### THE EXERCISE
Keep only the lines that hold the string "настоящего", filtering out the rest of the entries below.

START TASK INPUT

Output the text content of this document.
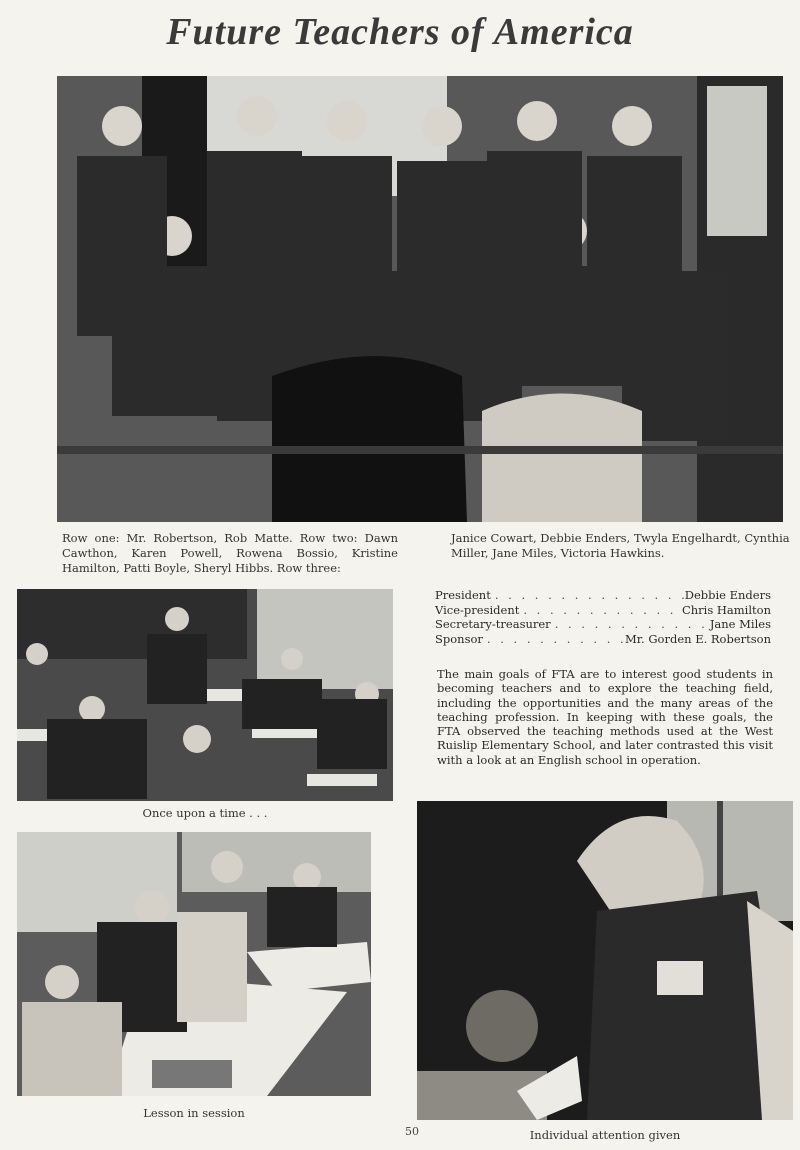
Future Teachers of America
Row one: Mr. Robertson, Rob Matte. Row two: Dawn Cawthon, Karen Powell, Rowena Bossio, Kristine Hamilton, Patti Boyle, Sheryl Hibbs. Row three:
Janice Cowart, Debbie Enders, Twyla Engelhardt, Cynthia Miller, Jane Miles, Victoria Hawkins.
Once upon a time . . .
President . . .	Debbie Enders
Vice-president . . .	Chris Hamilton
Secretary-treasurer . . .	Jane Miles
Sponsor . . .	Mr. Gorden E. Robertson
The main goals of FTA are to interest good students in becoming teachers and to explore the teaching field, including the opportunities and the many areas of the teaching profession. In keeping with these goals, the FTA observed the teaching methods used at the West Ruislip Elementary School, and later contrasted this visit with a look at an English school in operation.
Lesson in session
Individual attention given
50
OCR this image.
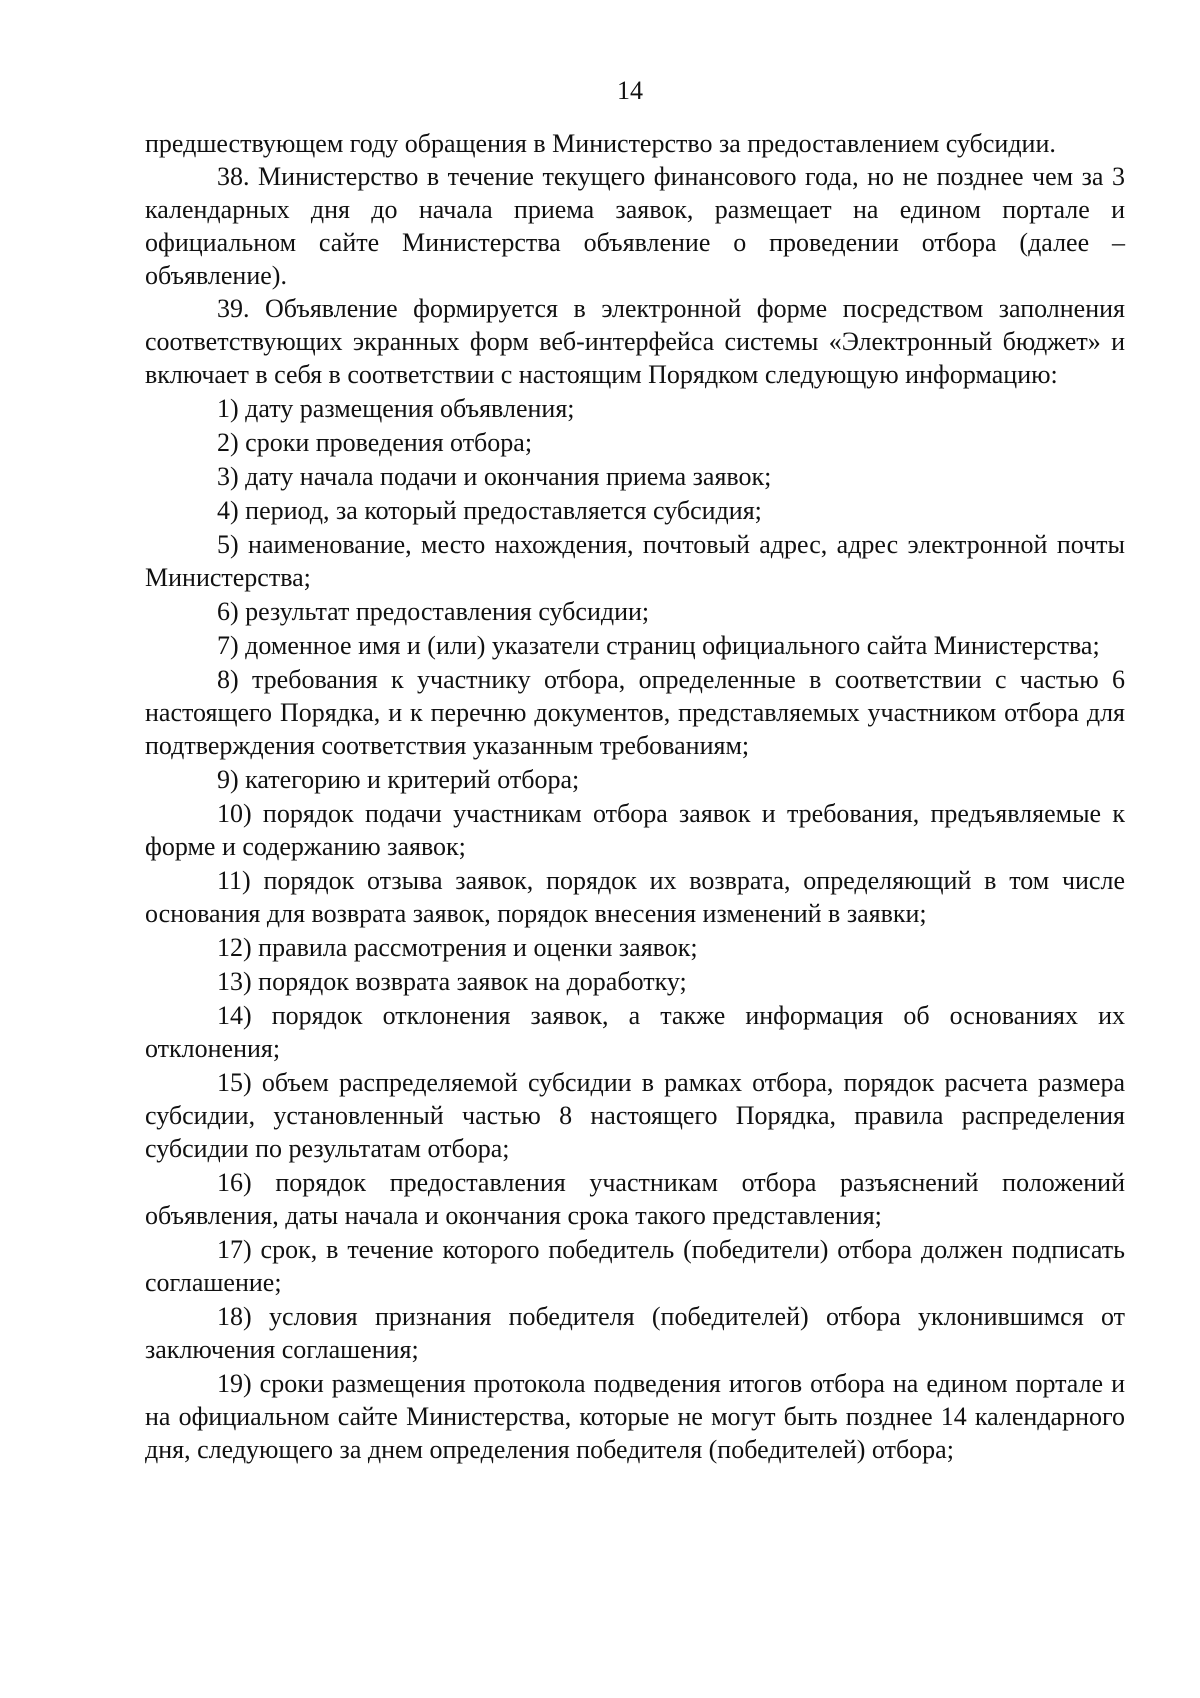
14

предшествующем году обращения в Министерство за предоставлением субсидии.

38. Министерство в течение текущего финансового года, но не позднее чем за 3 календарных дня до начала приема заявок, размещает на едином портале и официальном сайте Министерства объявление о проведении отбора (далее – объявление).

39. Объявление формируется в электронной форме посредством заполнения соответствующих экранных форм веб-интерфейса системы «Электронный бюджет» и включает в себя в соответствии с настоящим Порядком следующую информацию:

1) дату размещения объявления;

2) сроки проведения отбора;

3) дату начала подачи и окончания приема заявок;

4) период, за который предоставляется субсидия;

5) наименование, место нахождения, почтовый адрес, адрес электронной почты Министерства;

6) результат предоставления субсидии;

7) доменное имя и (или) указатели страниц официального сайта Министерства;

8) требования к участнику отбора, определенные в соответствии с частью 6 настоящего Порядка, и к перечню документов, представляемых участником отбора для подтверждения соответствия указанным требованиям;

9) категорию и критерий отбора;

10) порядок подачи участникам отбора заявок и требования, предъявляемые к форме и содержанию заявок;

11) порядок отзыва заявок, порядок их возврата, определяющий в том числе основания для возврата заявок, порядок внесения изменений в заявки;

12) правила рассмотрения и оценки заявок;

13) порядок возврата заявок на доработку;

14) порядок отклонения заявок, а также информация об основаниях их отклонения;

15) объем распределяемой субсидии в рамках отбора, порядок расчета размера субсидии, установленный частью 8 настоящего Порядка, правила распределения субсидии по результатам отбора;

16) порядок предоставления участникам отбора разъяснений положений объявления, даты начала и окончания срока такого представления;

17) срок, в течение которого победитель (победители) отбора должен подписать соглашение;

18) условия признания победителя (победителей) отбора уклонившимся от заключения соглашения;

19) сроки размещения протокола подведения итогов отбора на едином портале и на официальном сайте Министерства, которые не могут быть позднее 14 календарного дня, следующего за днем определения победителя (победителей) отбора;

END TASK INPUT
START TASK INPUT

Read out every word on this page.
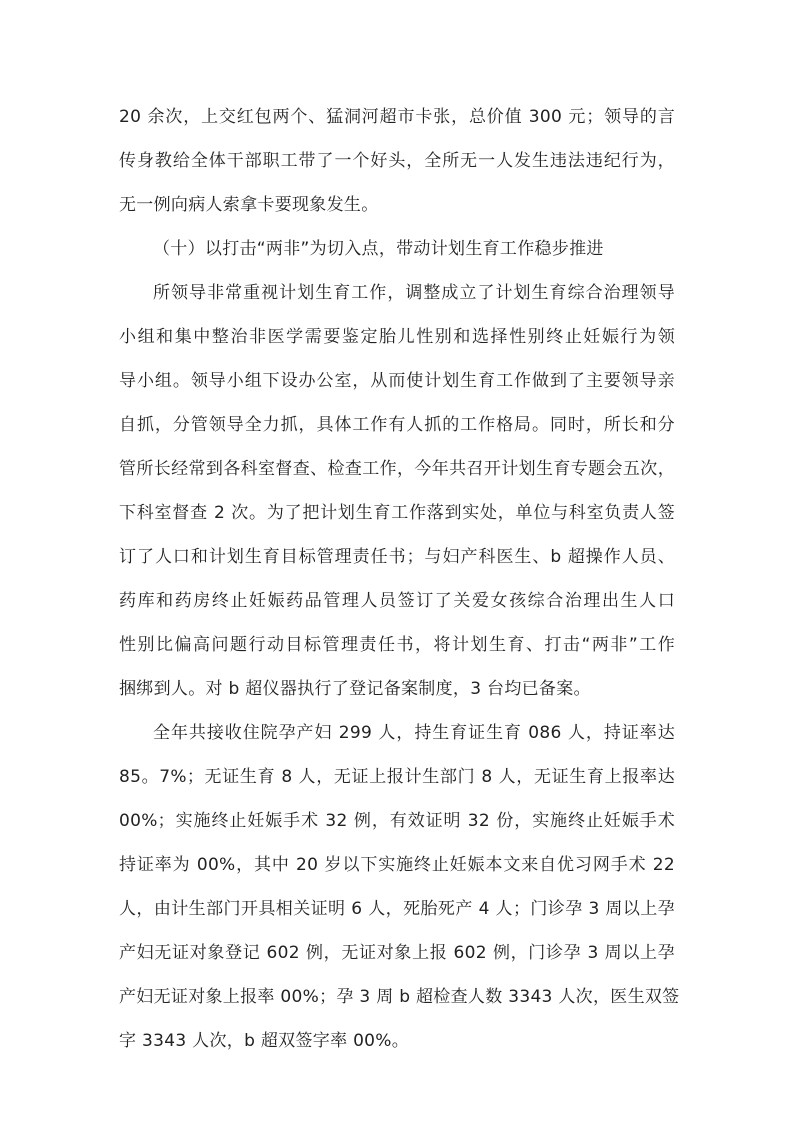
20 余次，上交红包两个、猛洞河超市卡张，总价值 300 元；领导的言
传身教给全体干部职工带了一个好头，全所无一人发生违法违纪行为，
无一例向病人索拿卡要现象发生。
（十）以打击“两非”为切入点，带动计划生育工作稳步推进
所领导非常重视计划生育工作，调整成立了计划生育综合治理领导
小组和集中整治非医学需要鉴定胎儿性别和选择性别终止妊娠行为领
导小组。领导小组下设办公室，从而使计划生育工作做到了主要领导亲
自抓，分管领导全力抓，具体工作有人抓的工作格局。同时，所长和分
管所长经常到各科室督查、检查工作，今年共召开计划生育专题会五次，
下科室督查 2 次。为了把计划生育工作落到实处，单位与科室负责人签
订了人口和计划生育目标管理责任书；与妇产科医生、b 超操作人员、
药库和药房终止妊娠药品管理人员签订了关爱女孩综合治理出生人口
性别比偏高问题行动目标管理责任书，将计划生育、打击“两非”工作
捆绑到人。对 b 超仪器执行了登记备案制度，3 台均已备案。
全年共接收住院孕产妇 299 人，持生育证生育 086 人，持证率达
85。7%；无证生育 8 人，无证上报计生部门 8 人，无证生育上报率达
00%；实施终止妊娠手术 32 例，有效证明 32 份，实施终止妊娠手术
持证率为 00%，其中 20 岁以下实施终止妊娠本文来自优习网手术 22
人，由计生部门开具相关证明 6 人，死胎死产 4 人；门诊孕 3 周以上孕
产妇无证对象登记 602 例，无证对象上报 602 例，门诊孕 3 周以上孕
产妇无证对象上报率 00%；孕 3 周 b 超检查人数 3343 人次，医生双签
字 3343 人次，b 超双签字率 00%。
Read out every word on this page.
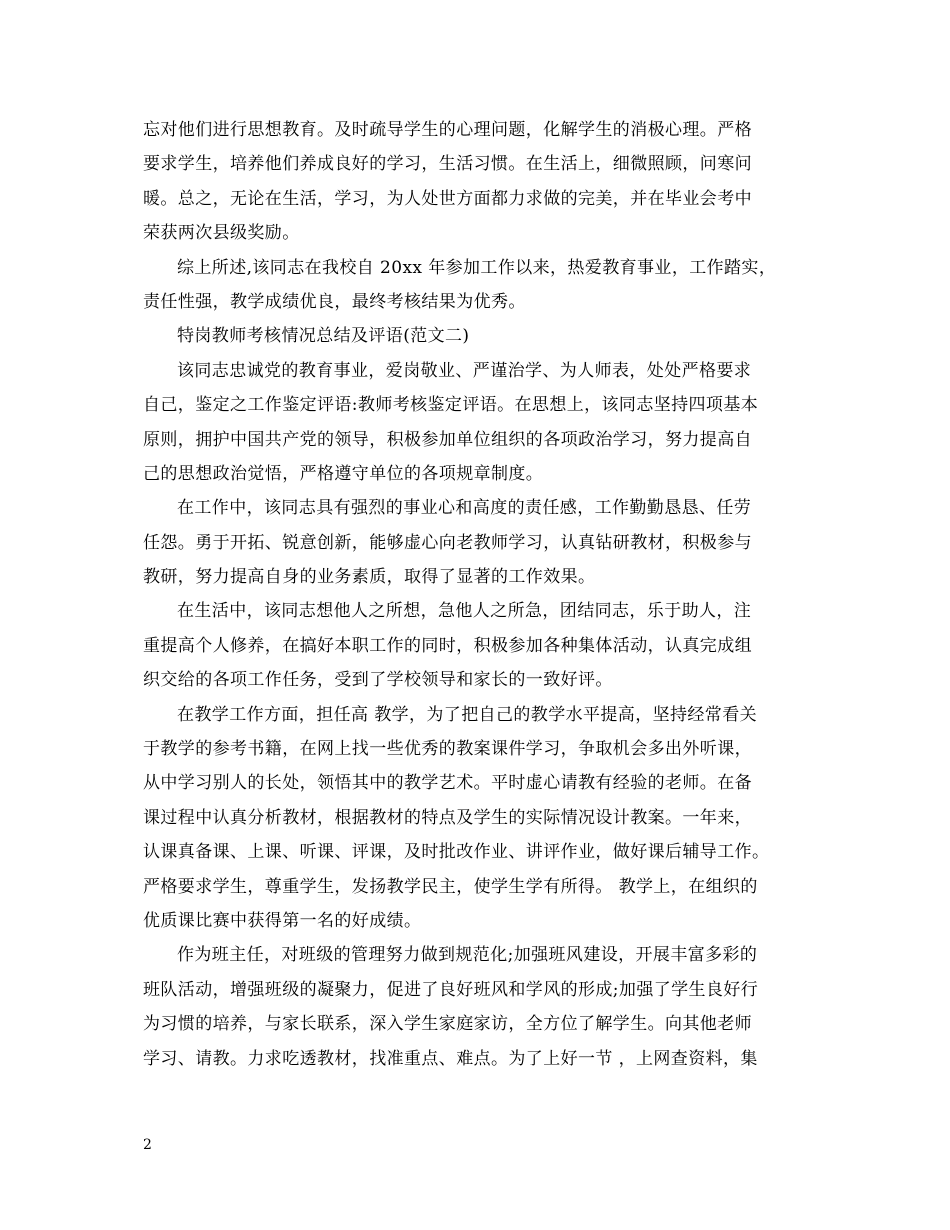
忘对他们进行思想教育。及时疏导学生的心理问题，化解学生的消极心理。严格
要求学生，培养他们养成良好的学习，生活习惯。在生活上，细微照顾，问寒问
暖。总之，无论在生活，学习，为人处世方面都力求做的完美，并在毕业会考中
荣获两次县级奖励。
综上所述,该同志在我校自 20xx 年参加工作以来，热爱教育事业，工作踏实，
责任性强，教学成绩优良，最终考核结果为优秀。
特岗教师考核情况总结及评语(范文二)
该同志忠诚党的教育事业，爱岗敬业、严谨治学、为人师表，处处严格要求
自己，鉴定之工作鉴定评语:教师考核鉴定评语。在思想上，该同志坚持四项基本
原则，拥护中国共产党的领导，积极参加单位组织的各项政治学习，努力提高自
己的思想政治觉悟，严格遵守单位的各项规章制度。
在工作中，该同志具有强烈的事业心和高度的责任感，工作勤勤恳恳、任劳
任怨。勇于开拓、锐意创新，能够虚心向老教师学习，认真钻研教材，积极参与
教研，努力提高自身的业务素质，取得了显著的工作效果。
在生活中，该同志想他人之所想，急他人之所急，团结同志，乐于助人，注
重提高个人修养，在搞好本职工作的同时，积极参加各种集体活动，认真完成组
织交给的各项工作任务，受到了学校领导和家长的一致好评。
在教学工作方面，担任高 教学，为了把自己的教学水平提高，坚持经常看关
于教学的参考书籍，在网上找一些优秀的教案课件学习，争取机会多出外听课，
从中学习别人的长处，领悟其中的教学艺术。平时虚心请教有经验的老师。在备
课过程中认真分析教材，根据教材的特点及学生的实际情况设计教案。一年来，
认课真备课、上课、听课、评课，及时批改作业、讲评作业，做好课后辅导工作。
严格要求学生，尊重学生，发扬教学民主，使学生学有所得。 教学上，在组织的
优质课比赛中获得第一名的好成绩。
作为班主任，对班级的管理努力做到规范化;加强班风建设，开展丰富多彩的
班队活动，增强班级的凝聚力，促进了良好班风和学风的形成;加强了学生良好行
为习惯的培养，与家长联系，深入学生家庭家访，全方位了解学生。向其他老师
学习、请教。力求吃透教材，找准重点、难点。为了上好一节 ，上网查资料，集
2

END TASK INPUT
START TASK INPUT

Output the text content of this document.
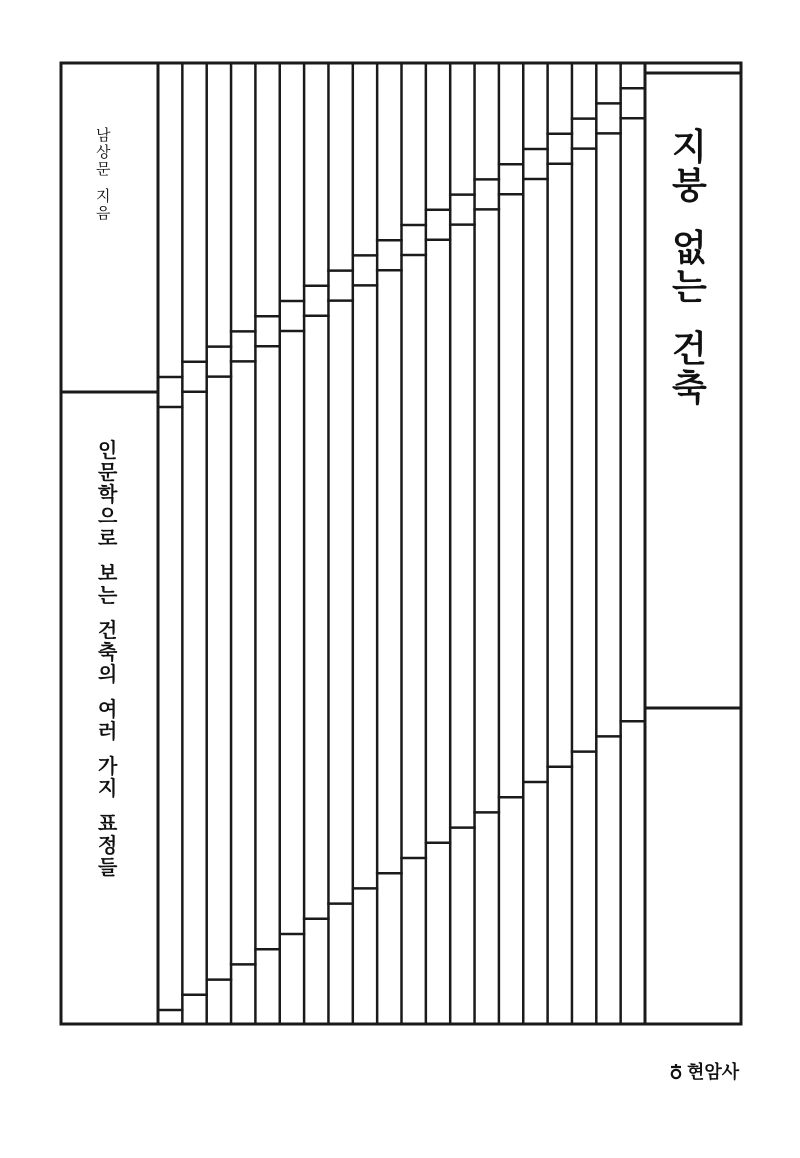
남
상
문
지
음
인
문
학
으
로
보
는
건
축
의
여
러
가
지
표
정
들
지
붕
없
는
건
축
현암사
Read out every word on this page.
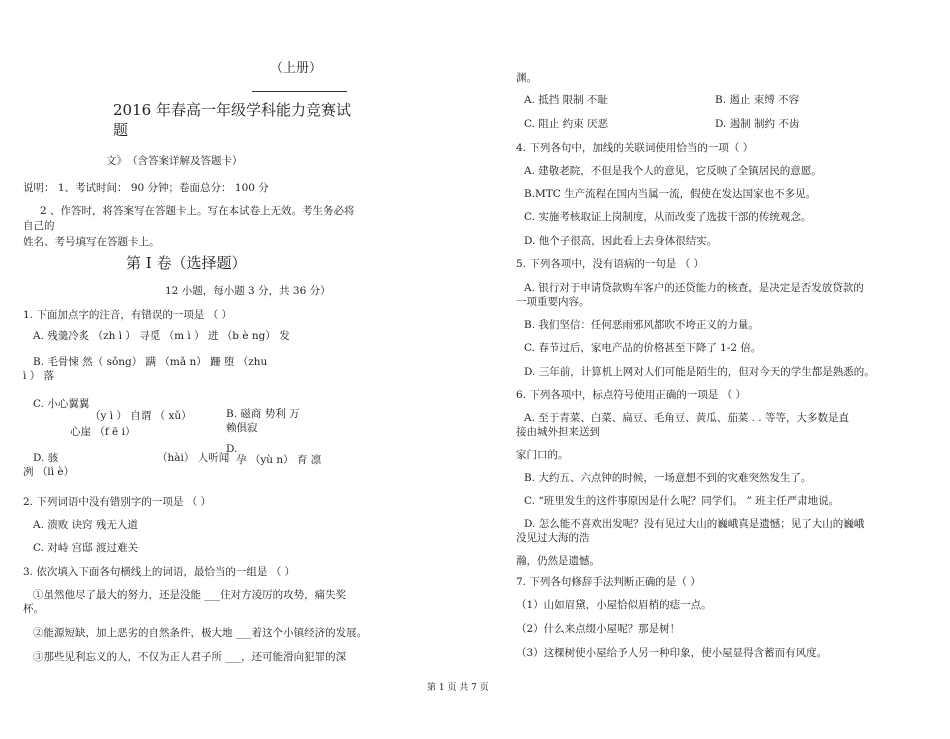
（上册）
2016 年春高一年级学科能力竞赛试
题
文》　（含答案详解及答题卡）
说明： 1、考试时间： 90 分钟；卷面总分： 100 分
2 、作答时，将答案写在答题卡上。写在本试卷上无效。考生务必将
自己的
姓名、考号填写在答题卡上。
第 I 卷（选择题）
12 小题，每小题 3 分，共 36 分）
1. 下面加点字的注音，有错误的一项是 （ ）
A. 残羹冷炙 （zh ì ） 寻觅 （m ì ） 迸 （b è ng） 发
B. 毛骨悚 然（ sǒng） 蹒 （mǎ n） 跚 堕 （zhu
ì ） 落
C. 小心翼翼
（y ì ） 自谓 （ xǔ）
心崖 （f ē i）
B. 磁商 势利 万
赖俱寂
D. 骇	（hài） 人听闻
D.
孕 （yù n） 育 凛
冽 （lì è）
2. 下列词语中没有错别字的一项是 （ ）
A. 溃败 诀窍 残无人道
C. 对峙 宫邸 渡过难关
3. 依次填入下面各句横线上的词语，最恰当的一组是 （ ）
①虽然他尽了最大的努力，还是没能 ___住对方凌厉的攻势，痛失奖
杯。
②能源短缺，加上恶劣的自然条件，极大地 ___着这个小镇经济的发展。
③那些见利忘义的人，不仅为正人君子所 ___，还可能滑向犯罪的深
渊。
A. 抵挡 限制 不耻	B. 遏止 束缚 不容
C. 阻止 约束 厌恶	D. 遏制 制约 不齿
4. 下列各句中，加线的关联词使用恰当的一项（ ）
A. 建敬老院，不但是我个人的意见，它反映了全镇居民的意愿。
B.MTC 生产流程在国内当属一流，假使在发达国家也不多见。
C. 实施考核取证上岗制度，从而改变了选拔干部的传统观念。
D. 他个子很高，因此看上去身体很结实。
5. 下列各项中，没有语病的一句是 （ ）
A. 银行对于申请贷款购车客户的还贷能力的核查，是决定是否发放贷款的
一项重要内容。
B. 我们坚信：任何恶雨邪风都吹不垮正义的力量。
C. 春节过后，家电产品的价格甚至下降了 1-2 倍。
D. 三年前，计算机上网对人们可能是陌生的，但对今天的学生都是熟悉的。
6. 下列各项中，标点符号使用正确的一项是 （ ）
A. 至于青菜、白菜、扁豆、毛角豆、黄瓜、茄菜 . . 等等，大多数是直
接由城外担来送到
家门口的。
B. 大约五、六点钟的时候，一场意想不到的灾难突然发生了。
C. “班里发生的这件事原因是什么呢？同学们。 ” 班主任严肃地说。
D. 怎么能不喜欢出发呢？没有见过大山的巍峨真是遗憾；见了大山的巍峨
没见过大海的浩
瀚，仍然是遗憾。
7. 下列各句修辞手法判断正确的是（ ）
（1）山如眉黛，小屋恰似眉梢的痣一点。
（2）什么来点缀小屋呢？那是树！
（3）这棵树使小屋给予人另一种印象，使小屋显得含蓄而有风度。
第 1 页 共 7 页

END TASK INPUT

### SOLVED EXERCISE
8) требования к участнику отбора, определенные в соответствии с частью 6 настоящего Порядка, и к перечню документов, представляемых участником отбора для подтверждения соответствия указанным требованиям;
15) объем распределяемой субсидии в рамках отбора, порядок расчета размера субсидии, установленный частью 8 настоящего Порядка, правила распределения субсидии по результатам отбора;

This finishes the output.